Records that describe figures

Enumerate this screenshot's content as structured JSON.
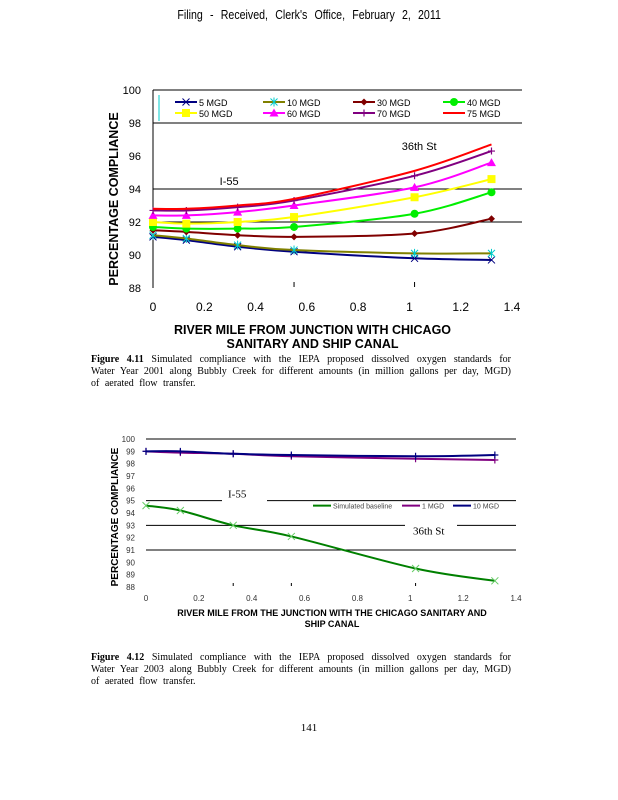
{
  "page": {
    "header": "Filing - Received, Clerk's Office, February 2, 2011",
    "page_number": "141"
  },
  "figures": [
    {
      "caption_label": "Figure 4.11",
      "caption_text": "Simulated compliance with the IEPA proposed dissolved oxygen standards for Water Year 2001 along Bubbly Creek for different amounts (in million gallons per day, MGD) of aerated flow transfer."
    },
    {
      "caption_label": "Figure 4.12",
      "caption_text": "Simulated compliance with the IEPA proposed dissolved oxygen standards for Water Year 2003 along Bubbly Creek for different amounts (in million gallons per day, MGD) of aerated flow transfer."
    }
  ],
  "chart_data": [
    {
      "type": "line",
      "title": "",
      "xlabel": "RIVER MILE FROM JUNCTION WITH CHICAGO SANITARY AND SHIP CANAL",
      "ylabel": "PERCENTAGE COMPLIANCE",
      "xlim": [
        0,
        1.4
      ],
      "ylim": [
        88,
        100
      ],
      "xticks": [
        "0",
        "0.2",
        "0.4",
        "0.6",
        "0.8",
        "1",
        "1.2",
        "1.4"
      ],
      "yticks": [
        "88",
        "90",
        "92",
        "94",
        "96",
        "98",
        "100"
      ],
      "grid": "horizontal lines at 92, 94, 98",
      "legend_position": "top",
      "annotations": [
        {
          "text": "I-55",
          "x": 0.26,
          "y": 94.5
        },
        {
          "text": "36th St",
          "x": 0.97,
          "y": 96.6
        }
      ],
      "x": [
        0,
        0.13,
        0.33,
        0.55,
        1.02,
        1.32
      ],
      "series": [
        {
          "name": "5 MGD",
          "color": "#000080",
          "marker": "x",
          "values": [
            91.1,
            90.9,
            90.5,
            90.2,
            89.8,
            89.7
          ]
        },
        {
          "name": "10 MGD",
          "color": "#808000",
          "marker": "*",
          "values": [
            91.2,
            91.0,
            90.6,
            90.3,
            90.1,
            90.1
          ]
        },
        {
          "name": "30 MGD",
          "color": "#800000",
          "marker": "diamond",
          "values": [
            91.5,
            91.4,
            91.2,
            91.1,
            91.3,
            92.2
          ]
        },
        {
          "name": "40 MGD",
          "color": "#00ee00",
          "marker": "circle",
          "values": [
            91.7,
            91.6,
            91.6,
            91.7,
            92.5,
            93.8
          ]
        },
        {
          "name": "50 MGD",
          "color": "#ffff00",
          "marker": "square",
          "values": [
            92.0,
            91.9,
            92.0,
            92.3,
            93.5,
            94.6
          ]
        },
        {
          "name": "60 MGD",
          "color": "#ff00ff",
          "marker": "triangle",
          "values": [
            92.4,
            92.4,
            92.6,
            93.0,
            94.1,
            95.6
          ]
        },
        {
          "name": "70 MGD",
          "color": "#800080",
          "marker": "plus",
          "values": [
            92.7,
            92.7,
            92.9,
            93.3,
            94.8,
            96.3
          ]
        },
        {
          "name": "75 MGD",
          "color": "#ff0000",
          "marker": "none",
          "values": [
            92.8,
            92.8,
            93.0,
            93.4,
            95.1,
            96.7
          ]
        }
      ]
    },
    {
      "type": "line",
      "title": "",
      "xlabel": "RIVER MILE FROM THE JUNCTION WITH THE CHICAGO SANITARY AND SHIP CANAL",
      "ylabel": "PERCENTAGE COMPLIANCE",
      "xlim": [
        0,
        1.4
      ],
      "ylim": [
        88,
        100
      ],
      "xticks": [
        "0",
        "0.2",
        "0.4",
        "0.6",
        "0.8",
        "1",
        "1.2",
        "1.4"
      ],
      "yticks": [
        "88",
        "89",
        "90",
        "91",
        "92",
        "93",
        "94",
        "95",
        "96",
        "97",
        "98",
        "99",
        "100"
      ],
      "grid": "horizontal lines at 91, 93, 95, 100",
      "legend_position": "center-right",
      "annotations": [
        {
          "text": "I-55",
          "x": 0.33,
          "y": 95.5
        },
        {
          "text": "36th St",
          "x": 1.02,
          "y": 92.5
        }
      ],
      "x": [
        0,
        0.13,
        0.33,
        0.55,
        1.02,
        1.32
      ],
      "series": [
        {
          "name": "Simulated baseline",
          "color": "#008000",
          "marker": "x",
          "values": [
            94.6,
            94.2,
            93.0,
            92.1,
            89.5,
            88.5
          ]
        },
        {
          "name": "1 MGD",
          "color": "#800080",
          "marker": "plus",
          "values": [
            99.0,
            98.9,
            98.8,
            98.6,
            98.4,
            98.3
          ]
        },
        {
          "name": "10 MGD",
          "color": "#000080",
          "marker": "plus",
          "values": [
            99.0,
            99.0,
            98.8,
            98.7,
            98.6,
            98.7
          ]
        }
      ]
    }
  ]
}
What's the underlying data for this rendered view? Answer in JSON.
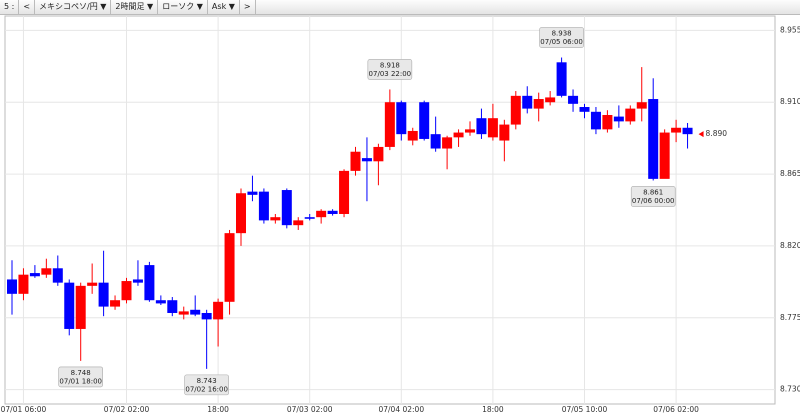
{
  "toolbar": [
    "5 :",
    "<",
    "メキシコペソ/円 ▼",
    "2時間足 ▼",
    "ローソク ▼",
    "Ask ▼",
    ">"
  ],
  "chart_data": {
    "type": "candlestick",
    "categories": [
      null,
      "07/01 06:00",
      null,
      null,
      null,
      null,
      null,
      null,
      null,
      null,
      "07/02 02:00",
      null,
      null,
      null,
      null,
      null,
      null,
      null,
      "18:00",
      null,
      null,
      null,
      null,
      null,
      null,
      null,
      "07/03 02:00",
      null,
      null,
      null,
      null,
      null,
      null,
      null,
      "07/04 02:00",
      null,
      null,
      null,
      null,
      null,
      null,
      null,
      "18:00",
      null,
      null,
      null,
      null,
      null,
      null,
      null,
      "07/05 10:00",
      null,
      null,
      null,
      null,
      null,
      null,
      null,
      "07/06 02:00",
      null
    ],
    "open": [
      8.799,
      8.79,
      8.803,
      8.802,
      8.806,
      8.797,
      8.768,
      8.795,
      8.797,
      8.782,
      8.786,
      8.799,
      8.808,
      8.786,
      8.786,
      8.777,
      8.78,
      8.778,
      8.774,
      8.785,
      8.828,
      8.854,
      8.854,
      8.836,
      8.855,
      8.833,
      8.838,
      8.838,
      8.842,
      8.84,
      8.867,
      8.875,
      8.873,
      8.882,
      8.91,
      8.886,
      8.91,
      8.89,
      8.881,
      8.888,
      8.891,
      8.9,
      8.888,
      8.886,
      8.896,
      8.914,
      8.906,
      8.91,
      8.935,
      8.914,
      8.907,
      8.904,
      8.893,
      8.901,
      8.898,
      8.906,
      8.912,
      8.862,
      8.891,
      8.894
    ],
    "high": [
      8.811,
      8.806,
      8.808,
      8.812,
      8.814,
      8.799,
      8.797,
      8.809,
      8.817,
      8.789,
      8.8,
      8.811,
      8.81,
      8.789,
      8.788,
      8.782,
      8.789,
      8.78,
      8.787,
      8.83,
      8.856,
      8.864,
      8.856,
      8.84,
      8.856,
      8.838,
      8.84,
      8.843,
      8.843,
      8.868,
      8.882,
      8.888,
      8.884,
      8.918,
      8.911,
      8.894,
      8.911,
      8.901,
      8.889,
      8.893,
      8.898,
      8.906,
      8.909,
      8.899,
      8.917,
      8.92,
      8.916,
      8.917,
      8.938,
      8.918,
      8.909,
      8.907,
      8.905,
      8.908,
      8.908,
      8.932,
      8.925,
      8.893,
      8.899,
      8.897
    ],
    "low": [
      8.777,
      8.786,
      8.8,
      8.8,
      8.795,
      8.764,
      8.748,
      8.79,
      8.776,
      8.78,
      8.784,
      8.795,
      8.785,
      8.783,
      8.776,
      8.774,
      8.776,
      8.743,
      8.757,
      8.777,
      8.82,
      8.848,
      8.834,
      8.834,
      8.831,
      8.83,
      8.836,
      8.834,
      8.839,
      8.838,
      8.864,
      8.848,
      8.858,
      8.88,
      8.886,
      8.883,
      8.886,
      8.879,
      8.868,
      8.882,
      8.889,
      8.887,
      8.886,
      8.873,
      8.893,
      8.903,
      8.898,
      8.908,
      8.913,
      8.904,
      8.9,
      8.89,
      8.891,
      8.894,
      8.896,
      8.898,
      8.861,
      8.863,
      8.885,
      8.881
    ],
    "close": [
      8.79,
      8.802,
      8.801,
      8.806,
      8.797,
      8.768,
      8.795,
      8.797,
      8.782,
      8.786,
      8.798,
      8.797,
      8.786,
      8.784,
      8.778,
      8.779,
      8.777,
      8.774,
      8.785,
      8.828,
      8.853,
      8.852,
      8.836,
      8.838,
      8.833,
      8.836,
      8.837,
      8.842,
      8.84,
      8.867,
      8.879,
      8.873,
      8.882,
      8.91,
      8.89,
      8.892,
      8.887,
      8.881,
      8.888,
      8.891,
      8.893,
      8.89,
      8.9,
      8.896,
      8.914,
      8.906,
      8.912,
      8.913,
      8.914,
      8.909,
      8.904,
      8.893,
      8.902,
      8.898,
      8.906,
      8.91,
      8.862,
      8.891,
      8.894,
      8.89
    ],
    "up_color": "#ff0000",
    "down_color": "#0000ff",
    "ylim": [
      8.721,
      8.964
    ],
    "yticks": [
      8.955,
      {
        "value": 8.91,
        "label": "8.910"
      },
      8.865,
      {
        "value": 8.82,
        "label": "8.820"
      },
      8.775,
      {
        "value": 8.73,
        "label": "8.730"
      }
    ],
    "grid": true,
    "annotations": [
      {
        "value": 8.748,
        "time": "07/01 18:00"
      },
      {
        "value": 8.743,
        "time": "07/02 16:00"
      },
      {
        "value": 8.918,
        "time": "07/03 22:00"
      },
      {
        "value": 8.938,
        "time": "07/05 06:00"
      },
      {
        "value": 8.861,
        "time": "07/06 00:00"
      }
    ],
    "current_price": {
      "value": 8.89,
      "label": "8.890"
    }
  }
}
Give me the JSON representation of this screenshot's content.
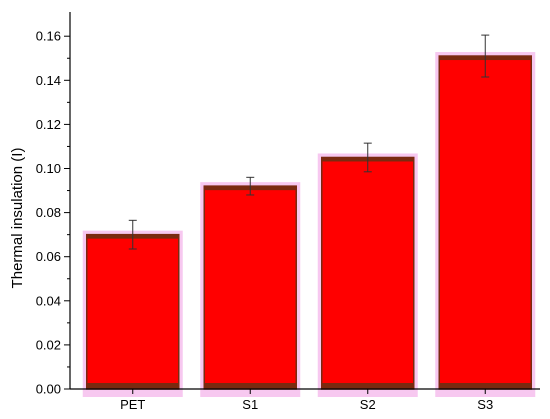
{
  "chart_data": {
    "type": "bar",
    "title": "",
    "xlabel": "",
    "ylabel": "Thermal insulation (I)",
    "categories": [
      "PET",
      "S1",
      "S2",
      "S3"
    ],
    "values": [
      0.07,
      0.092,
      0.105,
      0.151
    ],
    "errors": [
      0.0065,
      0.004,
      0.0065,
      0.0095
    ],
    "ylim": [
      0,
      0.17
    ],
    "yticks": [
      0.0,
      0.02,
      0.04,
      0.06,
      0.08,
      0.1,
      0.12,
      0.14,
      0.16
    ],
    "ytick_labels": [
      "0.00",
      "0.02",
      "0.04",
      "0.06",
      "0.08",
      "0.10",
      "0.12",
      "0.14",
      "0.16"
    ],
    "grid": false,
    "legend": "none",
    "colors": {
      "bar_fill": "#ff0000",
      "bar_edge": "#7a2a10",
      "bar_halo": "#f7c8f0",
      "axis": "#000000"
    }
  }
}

◆ Task goal
Go through the entries above and count the lines containing the word "oxygen"; give only that count.

◆ Result of this exercise
2